Stored items
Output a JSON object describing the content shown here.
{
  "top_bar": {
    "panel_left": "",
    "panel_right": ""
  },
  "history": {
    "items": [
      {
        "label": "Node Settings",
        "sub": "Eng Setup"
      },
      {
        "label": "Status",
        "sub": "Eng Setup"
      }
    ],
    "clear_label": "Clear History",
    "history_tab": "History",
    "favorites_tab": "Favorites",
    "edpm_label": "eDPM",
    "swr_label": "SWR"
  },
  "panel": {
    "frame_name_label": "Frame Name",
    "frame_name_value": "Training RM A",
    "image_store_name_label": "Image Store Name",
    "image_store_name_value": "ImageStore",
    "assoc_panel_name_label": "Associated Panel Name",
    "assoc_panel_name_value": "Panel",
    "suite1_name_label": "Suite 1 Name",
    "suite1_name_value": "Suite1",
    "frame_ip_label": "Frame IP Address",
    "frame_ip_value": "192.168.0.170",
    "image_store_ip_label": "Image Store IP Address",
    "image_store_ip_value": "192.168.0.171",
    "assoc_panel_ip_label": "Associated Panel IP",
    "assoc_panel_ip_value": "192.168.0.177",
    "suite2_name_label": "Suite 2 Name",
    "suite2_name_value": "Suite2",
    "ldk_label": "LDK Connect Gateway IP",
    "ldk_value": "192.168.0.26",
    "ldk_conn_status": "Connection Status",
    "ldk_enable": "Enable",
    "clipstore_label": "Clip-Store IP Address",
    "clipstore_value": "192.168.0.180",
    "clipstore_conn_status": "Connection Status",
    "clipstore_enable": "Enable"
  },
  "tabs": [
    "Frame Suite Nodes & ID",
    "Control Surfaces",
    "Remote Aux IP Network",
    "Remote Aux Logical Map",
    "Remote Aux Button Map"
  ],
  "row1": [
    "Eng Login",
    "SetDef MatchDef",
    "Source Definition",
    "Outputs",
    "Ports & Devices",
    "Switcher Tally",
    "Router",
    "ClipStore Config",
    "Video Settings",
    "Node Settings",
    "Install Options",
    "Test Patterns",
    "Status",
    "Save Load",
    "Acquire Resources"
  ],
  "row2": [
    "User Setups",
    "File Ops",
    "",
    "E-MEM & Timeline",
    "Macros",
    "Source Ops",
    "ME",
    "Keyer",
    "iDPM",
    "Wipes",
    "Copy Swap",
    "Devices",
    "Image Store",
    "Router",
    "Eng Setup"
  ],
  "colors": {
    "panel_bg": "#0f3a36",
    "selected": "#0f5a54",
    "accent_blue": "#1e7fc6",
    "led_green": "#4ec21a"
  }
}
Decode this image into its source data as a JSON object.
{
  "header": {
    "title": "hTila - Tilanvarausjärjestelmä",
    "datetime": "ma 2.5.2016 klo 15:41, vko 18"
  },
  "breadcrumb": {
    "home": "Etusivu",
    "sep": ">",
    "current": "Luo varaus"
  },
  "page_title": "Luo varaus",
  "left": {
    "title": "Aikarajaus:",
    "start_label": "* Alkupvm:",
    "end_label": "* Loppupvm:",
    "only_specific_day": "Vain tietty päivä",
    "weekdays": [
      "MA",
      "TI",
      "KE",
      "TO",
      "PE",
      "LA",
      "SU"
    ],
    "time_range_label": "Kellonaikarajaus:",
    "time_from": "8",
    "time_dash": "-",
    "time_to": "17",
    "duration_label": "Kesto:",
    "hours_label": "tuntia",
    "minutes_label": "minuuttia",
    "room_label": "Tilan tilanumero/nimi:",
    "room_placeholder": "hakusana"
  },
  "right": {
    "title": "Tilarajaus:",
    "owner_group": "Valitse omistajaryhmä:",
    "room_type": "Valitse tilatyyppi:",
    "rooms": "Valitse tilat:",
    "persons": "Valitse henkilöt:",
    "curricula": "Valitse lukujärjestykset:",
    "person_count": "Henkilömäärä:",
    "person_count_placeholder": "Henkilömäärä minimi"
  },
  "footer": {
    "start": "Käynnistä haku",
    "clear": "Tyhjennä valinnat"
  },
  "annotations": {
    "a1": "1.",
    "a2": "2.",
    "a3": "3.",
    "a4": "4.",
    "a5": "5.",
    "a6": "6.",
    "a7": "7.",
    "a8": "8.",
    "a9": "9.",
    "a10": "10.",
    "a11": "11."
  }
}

Task to carry out –
How many of the lines above contain the string "Enable"? Give the number only.

Response to the exercise –
2